■ Directive A ■
Recast the rows from their start through the line that contains "1472, 1147, 1635]" as a JSON list of strings, one string per line, leaving out blank lines.

■ Text passage ■
##########

Using a packet dissector to investigate issues in distributed systems is a great asset. It’s extremely valuable to be able to see which nodes communicated with each other, which requests arrived from the clients at which time, and more. However, instead of examining raw bytes that happened to go through our network interfaces, it’s useful to get them parsed to a human-readable form first – assuming we know which protocols were used. With Wireshark, it’s possible to dissect the communication between ScyllaDB nodes and their clients – both via the legacy Thrift protocol and the current standard, CQL (for which we contributed as well!). In order to examine CQL packets, simply use a “cql” filter in Wireshark:
With the “cql” filter, only CQL packets are shown
Filters can also limit the output to specific packets we’re interested in, e.g. only queries and their results:
Only CQL requests and their results are shown – other types (auth, events, etc.) are not visible
That’s all very cool, but ScyllaDB is much more than its client-server protocol! Nodes also need to communicate with each other to fulfill various tasks. These are for example:
- sending user-provided data from coordinators to replicas
- reading data from other replicas in order to fulfill the consistency level
- generating materialized view updates
- updating schema information – announcing new tables, keyspaces, etc.
- sharing cluster state via gossiping – which nodes are down, which are still bootstrapping, etc.
- performing PAXOS rounds for lightweight transactions
and many more.
While it’s very useful to be able to dissect and examine what happens between clients and ScyllaDB nodes, it’s often not enough. We know that a write request reached the coordinator node, but was data replicated to other nodes? Were all needed view updates generated and sent to appropriate replicas? Dissecting the network traffic between ScyllaDB nodes can help answer these kinds of tough questions.
Now, since ScyllaDB’s internal protocol is based on TCP and usually happens on port 7000, we can try to manually interpret the packets and check if they match our expectations.
For instance, the image below clearly represents a mutation, since the ninth byte of the TCP payload equals to 0x01, which is ScyllaDB’s internal opcode for mutation:
Raw TCP payload inspection
Easy, right? Just kidding – parsing the flow manually (or even with custom shell scripts) based on raw TCP packets is a tedious process. After all, couldn’t Wireshark decode opcodes for us in a neat manner, just like it does for CQL? Well, now it can — an initial implementation of ScyllaDB internal protocol dissector landed in Wireshark.
ScyllaDB dissector was merged to Wireshark master only recently (March 30th 2020), so if it hasn’t become part of any official Wireshark release, it would first need to be built from source.

##########

■ Given records ■

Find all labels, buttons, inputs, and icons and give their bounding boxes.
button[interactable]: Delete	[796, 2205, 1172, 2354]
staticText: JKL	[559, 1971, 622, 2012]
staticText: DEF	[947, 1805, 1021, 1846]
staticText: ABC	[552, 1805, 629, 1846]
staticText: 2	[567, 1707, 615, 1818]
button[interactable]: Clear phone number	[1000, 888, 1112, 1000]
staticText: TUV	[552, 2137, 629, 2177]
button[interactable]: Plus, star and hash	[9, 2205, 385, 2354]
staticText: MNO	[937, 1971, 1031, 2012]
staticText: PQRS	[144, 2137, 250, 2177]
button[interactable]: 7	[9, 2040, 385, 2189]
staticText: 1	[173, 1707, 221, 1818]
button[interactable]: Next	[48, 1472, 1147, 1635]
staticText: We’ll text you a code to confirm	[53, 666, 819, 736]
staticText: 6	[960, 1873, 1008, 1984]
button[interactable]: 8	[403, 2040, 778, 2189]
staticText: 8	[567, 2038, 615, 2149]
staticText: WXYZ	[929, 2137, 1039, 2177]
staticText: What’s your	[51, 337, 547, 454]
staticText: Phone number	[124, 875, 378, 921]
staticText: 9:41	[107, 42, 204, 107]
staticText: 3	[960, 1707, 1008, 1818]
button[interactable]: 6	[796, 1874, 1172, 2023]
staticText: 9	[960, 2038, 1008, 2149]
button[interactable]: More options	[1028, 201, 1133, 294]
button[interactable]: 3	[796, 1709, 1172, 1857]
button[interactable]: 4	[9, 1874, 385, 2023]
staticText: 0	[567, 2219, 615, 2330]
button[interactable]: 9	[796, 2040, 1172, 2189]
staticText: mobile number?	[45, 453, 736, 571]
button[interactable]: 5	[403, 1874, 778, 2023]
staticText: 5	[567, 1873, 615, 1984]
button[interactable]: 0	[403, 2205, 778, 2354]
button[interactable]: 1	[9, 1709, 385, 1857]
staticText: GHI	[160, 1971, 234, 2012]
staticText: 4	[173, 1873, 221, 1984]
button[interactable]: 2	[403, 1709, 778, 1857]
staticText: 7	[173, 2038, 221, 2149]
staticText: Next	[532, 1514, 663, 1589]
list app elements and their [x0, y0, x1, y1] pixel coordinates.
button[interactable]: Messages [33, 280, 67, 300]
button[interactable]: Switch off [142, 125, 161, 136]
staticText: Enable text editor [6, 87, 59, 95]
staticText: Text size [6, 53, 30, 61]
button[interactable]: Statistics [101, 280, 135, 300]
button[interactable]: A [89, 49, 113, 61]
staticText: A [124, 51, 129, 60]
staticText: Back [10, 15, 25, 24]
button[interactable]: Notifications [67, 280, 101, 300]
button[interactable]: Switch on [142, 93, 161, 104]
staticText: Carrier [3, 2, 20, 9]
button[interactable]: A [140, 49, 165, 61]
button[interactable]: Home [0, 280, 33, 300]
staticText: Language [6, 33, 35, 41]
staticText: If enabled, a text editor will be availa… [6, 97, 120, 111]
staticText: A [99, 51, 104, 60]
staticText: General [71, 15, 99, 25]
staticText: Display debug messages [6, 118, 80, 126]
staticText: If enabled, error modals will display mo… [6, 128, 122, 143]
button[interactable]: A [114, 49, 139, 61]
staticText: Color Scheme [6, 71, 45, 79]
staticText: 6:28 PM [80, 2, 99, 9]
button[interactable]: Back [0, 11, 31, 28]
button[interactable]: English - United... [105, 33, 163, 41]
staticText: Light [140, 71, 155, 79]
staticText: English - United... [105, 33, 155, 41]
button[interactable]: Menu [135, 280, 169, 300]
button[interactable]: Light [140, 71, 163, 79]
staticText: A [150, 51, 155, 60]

##########

■ Directive B ■
Print verbatim the stretch of the passage on the ScyllaDB Wireshark dissector from "Now, since ScyllaDB’s" through "landed in Wireshark.".

■ Task output A ■
[
  "Find all labels, buttons, inputs, and icons and give their bounding boxes.",
  "button[interactable]: Delete\t[796, 2205, 1172, 2354]",
  "staticText: JKL\t[559, 1971, 622, 2012]",
  "staticText: DEF\t[947, 1805, 1021, 1846]",
  "staticText: ABC\t[552, 1805, 629, 1846]",
  "staticText: 2\t[567, 1707, 615, 1818]",
  "button[interactable]: Clear phone number\t[1000, 888, 1112, 1000]",
  "staticText: TUV\t[552, 2137, 629, 2177]",
  "button[interactable]: Plus, star and hash\t[9, 2205, 385, 2354]",
  "staticText: MNO\t[937, 1971, 1031, 2012]",
  "staticText: PQRS\t[144, 2137, 250, 2177]",
  "button[interactable]: 7\t[9, 2040, 385, 2189]",
  "staticText: 1\t[173, 1707, 221, 1818]",
  "button[interactable]: Next\t[48, 1472, 1147, 1635]"
]

■ Task output B ■
Now, since ScyllaDB’s internal protocol is based on TCP and usually happens on port 7000, we can try to manually interpret the packets and check if they match our expectations.
For instance, the image below clearly represents a mutation, since the ninth byte of the TCP payload equals to 0x01, which is ScyllaDB’s internal opcode for mutation:
Raw TCP payload inspection
Easy, right? Just kidding – parsing the flow manually (or even with custom shell scripts) based on raw TCP packets is a tedious process. After all, couldn’t Wireshark decode opcodes for us in a neat manner, just like it does for CQL? Well, now it can — an initial implementation of ScyllaDB internal protocol dissector landed in Wireshark.